Record list:
□ □ □ □ □ □ □
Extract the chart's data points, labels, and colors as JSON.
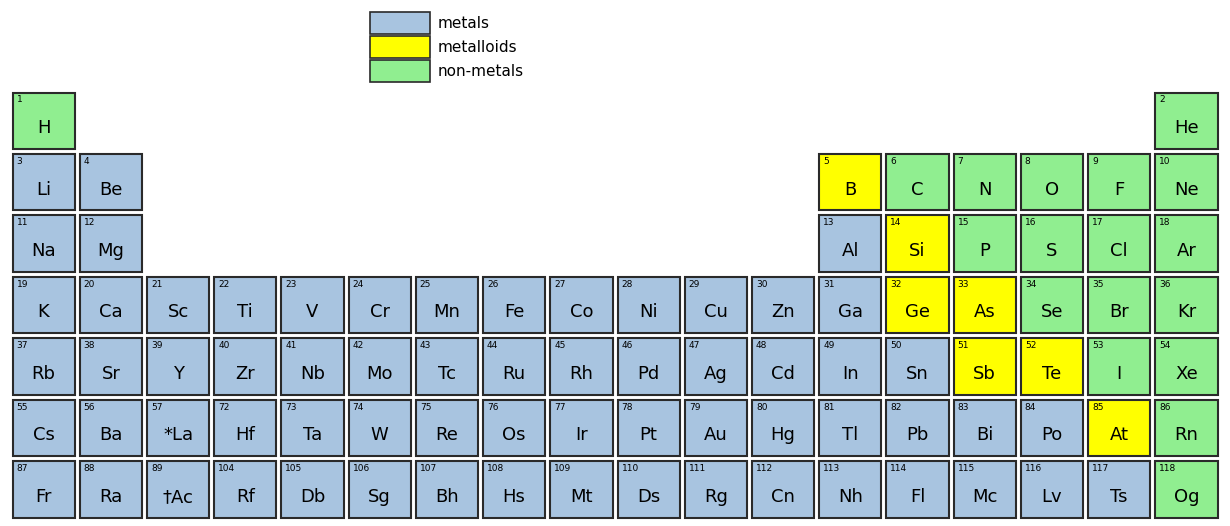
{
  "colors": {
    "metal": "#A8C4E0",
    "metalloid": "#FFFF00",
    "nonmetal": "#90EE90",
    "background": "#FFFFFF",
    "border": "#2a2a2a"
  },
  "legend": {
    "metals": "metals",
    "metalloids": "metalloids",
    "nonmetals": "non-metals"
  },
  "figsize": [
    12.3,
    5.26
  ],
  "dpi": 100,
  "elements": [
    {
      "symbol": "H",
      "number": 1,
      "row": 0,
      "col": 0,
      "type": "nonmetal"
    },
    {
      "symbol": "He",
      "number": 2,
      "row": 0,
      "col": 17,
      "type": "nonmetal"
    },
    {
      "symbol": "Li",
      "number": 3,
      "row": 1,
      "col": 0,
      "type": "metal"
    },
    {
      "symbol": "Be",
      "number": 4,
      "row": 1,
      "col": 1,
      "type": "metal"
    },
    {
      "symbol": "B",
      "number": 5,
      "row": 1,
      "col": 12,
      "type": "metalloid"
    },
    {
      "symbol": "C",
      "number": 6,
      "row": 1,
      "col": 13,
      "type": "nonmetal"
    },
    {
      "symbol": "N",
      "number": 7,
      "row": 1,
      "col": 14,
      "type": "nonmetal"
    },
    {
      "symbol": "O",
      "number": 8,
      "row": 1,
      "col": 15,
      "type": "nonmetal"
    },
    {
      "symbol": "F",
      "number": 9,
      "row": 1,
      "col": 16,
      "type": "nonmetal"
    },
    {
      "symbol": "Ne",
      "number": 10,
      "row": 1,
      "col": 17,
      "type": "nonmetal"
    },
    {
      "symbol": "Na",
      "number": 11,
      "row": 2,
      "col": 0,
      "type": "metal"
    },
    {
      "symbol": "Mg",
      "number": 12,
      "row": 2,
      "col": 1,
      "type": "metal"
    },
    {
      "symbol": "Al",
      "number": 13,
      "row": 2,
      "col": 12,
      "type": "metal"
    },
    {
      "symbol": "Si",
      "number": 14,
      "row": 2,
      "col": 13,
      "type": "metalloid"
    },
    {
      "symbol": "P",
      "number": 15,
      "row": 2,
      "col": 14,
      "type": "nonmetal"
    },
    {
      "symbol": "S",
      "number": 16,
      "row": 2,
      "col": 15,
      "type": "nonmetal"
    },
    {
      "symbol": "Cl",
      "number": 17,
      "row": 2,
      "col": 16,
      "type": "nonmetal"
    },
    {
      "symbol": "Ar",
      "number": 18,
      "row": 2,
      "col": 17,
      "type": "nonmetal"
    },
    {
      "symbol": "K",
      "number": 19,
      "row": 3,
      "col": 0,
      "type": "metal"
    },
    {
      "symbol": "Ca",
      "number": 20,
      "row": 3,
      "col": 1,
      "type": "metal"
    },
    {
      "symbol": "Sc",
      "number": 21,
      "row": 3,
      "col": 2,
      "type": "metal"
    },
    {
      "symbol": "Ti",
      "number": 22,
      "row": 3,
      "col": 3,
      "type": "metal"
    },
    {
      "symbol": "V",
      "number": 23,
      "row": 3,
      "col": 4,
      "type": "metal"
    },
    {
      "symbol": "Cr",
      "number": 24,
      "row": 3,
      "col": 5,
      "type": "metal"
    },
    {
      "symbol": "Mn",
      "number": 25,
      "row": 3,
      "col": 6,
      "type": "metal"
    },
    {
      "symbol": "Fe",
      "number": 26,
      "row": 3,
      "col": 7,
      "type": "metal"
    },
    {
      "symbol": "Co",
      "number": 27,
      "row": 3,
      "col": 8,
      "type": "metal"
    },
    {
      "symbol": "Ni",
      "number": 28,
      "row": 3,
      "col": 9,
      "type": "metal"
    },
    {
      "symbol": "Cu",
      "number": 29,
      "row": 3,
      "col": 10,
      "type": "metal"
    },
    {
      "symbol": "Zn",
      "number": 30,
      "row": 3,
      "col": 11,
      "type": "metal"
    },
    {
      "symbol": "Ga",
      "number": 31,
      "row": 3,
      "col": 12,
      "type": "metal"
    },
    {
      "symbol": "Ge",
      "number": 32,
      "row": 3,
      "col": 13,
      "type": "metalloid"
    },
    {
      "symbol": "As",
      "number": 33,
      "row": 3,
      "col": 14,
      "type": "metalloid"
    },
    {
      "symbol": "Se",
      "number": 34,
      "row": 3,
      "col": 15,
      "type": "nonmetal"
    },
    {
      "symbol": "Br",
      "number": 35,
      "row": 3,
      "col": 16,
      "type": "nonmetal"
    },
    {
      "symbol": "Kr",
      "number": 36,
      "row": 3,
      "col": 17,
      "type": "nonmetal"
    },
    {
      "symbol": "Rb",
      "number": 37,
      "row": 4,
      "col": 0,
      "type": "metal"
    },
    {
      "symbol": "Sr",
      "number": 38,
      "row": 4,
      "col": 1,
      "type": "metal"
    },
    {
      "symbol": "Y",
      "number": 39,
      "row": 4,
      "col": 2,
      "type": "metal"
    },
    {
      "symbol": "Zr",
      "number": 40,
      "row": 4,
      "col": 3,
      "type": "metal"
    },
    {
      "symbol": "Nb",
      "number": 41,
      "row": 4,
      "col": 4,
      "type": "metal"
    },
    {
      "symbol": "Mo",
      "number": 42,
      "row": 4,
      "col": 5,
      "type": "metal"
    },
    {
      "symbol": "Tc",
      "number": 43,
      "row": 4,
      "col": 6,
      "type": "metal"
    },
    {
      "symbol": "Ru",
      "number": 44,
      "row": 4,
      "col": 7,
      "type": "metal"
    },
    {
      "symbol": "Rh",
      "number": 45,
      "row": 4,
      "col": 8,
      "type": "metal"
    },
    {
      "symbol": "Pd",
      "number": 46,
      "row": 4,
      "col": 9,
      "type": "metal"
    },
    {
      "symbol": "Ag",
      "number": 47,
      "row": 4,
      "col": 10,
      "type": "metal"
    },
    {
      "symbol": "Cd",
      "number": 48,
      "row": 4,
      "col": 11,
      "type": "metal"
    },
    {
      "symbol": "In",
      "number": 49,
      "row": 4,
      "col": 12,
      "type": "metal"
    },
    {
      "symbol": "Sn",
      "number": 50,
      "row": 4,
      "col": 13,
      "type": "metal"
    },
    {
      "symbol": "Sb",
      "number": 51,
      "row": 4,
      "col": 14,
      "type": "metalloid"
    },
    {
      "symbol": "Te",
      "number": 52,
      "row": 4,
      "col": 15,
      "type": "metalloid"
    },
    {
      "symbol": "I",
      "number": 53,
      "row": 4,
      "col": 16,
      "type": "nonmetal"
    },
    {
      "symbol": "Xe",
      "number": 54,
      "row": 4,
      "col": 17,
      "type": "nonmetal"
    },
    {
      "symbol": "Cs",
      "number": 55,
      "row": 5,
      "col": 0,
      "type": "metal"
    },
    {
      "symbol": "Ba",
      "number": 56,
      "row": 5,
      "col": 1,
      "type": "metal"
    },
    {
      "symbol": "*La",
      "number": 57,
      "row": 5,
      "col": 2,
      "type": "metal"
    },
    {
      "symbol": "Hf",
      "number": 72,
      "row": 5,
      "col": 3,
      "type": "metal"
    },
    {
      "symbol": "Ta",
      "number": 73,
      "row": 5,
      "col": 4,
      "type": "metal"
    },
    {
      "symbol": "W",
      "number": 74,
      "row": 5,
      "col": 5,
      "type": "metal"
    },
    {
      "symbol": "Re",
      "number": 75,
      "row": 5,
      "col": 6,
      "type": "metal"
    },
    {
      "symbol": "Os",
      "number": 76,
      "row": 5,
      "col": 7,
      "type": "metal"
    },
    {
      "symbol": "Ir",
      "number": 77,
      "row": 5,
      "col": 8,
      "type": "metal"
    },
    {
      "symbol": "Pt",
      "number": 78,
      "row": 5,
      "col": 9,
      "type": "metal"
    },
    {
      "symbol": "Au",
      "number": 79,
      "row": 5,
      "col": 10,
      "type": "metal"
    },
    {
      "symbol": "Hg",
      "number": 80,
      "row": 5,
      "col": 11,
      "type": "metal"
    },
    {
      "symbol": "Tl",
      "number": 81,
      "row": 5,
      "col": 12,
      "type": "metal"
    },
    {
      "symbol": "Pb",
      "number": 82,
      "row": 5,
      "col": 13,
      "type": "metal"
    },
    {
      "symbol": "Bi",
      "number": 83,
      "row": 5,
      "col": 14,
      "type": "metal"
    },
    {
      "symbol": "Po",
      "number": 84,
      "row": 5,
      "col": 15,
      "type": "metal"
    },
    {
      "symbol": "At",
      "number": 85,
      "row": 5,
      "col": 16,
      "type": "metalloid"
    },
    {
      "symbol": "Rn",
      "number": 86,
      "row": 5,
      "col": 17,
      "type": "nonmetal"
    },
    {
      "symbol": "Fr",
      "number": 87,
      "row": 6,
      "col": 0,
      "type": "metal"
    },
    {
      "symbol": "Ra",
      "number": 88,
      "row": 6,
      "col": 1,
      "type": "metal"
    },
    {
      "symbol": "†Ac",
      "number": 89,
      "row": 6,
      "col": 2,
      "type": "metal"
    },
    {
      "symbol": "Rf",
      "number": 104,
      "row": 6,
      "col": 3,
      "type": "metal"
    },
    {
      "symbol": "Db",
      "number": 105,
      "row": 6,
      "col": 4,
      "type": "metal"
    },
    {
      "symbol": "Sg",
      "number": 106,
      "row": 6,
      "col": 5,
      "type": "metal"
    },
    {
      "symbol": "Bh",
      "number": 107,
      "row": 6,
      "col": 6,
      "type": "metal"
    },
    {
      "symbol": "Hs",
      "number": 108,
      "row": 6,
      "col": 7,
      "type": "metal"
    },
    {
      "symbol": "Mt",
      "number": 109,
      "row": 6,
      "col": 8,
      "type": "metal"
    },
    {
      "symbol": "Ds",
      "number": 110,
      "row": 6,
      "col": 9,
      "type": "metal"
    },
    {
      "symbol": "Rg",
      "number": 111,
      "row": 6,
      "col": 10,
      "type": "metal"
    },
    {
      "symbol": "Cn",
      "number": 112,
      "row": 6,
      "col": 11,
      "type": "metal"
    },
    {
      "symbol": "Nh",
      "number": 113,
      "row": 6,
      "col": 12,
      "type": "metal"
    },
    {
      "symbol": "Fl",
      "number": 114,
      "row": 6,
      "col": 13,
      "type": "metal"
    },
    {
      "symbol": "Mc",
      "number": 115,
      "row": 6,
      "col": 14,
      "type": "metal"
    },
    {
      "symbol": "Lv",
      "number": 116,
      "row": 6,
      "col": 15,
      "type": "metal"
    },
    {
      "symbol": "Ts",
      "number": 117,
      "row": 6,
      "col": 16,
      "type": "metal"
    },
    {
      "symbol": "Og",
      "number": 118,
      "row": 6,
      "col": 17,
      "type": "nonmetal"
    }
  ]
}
□ □ □ □ □ □ □
Objective: Using the listing, say how many lines include the word "metals", and add nothing else.

Task answer: 2